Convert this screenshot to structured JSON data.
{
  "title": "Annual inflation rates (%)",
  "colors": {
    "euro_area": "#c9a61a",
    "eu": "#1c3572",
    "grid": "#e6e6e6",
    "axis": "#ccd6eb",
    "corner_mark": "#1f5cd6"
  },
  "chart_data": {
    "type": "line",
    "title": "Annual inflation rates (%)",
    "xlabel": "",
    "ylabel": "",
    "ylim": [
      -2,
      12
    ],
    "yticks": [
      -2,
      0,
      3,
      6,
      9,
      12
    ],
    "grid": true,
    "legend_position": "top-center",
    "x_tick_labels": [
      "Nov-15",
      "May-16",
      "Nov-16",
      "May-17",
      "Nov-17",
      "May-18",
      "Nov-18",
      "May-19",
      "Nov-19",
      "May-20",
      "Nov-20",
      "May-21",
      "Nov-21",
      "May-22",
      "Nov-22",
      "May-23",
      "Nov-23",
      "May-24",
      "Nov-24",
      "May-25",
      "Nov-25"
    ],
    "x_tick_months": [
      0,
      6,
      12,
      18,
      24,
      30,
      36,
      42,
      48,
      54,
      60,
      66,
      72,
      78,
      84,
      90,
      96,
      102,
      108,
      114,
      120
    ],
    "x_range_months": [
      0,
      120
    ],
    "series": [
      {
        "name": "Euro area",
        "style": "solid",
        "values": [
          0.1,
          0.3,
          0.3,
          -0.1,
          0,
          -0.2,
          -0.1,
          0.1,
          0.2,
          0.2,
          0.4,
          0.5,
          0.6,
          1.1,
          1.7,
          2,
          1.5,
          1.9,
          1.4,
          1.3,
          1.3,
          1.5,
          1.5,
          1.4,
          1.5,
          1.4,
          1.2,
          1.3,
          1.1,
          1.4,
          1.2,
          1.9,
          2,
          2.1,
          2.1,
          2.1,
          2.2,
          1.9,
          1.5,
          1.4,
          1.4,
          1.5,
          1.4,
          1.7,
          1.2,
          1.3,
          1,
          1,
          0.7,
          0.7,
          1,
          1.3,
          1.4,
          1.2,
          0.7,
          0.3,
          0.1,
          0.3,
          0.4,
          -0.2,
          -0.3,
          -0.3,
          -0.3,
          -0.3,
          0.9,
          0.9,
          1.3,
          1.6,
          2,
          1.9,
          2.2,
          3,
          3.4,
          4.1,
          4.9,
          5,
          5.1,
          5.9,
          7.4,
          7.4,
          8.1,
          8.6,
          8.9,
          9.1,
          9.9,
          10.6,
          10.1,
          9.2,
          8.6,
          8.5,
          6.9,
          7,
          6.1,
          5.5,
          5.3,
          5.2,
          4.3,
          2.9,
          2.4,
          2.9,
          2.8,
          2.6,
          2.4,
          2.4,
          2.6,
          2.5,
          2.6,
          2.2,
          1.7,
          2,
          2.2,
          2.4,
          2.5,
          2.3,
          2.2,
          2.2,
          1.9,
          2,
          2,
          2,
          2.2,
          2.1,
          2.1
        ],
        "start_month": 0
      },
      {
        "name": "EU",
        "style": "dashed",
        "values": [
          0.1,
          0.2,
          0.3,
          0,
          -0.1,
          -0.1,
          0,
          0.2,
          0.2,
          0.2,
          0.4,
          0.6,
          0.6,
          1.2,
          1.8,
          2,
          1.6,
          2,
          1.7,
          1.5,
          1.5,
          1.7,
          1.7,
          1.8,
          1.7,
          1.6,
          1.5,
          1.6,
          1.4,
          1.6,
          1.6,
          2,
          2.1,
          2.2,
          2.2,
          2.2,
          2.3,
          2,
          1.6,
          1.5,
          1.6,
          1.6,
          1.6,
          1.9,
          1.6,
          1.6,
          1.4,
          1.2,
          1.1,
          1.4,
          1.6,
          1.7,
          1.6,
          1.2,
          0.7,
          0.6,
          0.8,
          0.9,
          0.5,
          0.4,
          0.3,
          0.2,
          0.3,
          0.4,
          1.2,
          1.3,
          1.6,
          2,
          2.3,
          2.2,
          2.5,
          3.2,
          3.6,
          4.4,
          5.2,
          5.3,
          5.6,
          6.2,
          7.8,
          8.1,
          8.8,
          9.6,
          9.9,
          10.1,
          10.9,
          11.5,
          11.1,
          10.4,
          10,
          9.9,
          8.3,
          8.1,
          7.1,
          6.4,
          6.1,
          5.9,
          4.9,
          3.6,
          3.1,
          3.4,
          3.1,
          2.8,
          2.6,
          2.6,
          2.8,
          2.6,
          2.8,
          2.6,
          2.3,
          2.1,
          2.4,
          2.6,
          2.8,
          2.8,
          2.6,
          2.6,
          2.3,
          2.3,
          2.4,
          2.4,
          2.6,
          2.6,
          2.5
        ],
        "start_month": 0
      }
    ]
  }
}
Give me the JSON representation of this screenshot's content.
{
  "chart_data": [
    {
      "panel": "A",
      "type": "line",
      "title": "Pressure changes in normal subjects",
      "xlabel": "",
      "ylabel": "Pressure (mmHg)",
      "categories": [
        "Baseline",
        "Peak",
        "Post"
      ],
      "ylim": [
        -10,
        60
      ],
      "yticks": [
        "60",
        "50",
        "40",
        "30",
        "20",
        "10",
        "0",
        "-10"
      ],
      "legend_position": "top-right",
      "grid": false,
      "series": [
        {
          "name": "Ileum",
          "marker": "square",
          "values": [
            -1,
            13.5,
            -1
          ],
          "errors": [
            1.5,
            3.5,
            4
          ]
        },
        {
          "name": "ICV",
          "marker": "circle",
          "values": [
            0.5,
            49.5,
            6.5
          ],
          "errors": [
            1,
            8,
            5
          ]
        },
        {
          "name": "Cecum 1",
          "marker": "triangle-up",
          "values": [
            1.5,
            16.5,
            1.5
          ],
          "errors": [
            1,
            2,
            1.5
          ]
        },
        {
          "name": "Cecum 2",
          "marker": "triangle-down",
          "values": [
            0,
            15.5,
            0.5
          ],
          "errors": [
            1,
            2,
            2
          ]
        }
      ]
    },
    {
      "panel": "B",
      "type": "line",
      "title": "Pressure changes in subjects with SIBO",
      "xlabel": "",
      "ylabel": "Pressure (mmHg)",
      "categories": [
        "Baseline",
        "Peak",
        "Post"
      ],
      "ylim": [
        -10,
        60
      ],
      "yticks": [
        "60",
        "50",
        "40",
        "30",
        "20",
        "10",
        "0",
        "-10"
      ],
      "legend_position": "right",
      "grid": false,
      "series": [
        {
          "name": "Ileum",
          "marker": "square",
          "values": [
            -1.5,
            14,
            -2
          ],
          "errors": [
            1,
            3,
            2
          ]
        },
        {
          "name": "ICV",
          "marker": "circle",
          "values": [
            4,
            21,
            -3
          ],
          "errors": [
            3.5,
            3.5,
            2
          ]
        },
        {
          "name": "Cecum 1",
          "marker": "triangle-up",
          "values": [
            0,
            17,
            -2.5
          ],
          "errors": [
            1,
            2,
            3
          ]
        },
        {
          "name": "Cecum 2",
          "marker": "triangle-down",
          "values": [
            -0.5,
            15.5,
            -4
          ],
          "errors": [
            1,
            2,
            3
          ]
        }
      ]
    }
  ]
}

☆ ☆ ☆ ☆ ☆

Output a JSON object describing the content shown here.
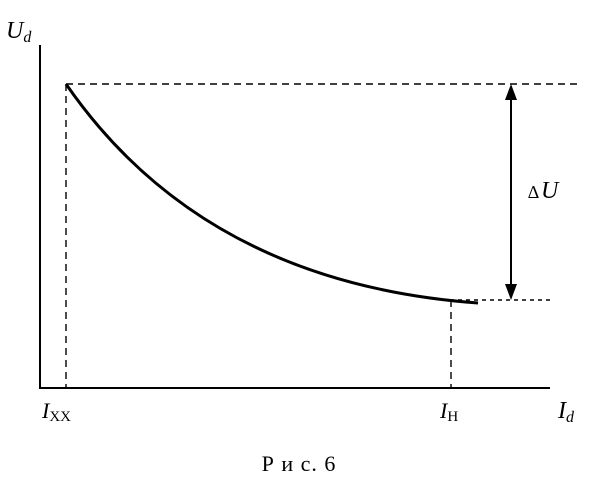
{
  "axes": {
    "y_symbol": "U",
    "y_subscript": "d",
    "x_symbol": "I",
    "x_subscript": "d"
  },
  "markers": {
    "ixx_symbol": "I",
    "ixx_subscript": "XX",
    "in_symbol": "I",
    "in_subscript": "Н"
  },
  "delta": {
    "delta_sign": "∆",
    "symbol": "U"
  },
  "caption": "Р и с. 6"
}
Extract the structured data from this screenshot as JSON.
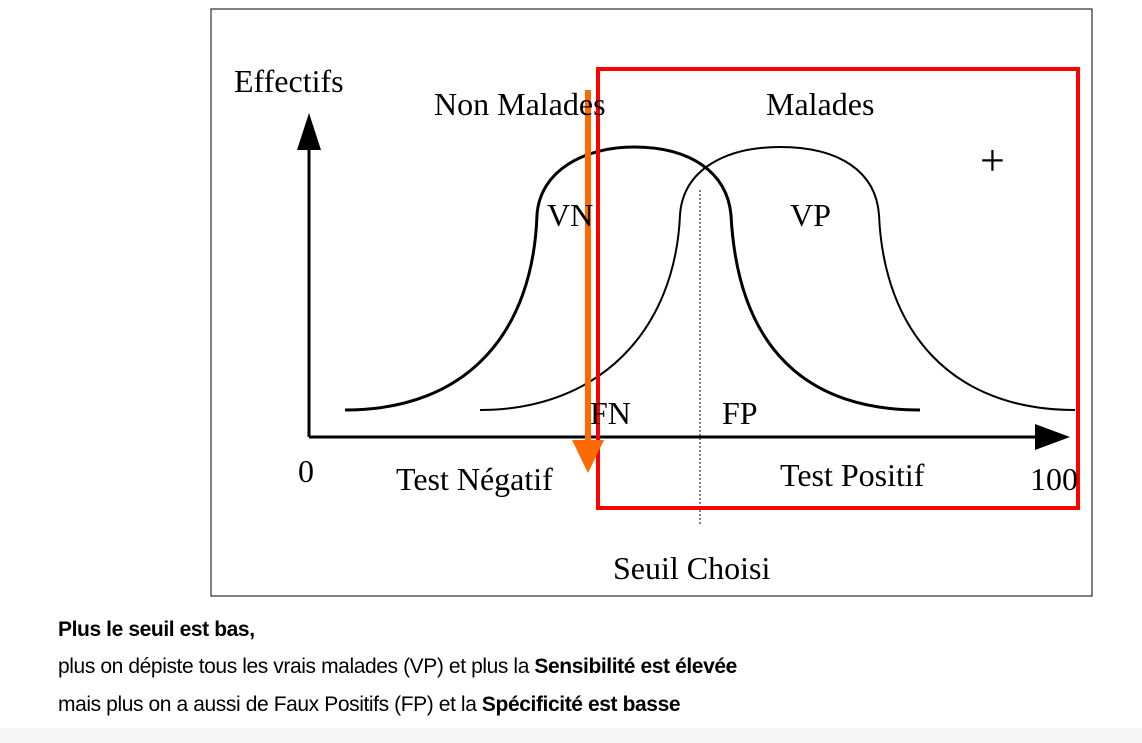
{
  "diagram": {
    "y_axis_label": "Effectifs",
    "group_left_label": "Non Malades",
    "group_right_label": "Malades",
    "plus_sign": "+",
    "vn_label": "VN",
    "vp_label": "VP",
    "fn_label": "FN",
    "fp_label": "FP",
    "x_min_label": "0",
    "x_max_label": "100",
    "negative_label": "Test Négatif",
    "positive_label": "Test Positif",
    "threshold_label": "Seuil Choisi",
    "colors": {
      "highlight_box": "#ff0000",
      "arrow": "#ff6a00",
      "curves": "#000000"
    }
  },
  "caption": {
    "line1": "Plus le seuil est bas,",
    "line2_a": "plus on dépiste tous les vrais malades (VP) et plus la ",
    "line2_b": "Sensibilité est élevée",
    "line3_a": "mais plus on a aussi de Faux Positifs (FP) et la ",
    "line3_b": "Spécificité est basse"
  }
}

☆ ☆ ☆ ☆ ☆

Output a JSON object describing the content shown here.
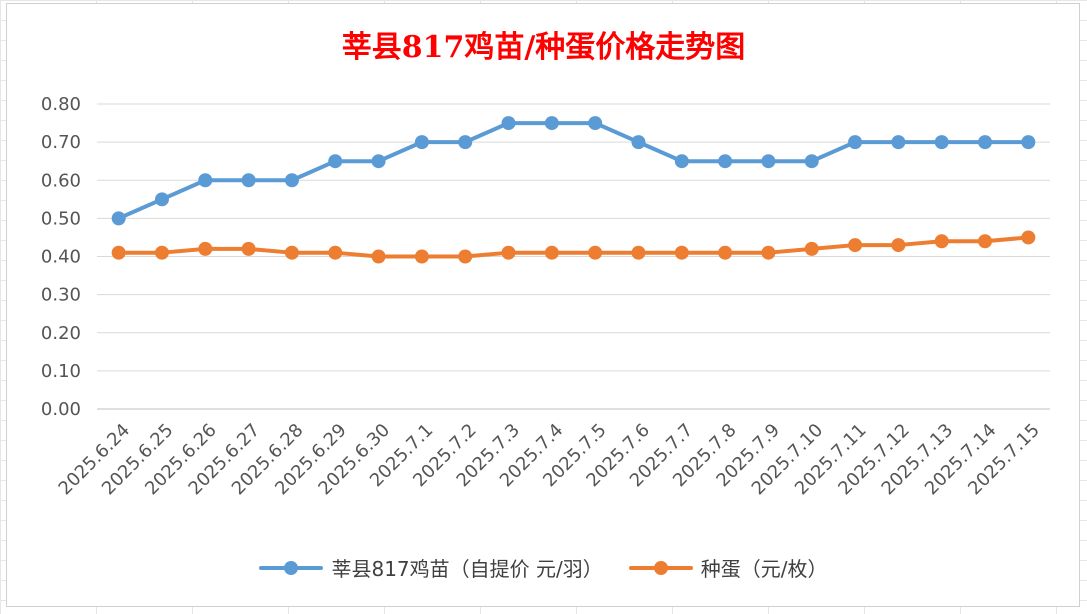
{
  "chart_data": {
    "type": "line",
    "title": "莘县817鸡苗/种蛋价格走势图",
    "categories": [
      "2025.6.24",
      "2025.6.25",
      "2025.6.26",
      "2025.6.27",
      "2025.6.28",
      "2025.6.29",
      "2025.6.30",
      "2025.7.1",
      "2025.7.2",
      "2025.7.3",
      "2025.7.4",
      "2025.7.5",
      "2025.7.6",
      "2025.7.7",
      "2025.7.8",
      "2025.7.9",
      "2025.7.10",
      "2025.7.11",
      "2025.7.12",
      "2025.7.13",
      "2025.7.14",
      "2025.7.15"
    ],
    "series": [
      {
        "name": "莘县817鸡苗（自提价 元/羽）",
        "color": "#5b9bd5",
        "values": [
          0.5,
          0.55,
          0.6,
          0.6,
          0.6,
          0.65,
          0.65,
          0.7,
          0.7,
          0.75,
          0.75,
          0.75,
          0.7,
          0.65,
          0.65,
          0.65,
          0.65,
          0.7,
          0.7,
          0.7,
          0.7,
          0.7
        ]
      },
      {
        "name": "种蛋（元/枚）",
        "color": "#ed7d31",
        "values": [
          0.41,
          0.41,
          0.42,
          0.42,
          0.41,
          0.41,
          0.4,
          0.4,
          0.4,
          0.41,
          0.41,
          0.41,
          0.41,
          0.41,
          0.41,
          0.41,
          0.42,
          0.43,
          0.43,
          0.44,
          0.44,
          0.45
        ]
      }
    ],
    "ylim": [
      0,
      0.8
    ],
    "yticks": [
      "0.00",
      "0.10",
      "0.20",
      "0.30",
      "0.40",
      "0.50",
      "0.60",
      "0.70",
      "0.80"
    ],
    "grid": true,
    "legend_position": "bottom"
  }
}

☆ ☆ ☆ ☆ ☆

■ **Written instruction**:
Where a line of the material above holds the string "structured", copy that line.

■ **Complete response**:
Convert this screenshot to structured JSON data.
Extract the structured data from this screenshot as JSON.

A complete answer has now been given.